(Entries taken from a collection)
◆ ◆ ◆ ◆ ◆ ◆ ◆
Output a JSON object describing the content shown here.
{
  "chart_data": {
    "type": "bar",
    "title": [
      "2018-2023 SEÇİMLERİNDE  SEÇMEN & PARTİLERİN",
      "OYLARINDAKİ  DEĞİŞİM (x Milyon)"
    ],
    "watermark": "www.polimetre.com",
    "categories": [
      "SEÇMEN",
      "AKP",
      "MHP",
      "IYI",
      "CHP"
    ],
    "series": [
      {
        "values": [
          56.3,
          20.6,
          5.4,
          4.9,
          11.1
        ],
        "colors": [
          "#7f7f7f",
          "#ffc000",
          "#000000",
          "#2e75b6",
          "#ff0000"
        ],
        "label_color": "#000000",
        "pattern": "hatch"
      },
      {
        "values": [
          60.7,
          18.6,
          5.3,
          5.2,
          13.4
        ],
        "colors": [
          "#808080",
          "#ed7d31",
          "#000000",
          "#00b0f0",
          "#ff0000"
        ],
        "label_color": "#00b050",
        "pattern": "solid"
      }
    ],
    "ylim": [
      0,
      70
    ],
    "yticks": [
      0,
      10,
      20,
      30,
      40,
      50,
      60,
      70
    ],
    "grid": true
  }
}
◆ ◆ ◆ ◆ ◆ ◆ ◆
## Problem requirements
Show the data once more, exactly as it was written.

## Written answer
Output a JSON object describing the content shown here.
{
  "chart_data": {
    "type": "bar",
    "title": [
      "2018-2023 SEÇİMLERİNDE  SEÇMEN & PARTİLERİN",
      "OYLARINDAKİ  DEĞİŞİM (x Milyon)"
    ],
    "watermark": "www.polimetre.com",
    "categories": [
      "SEÇMEN",
      "AKP",
      "MHP",
      "IYI",
      "CHP"
    ],
    "series": [
      {
        "values": [
          56.3,
          20.6,
          5.4,
          4.9,
          11.1
        ],
        "colors": [
          "#7f7f7f",
          "#ffc000",
          "#000000",
          "#2e75b6",
          "#ff0000"
        ],
        "label_color": "#000000",
        "pattern": "hatch"
      },
      {
        "values": [
          60.7,
          18.6,
          5.3,
          5.2,
          13.4
        ],
        "colors": [
          "#808080",
          "#ed7d31",
          "#000000",
          "#00b0f0",
          "#ff0000"
        ],
        "label_color": "#00b050",
        "pattern": "solid"
      }
    ],
    "ylim": [
      0,
      70
    ],
    "yticks": [
      0,
      10,
      20,
      30,
      40,
      50,
      60,
      70
    ],
    "grid": true
  }
}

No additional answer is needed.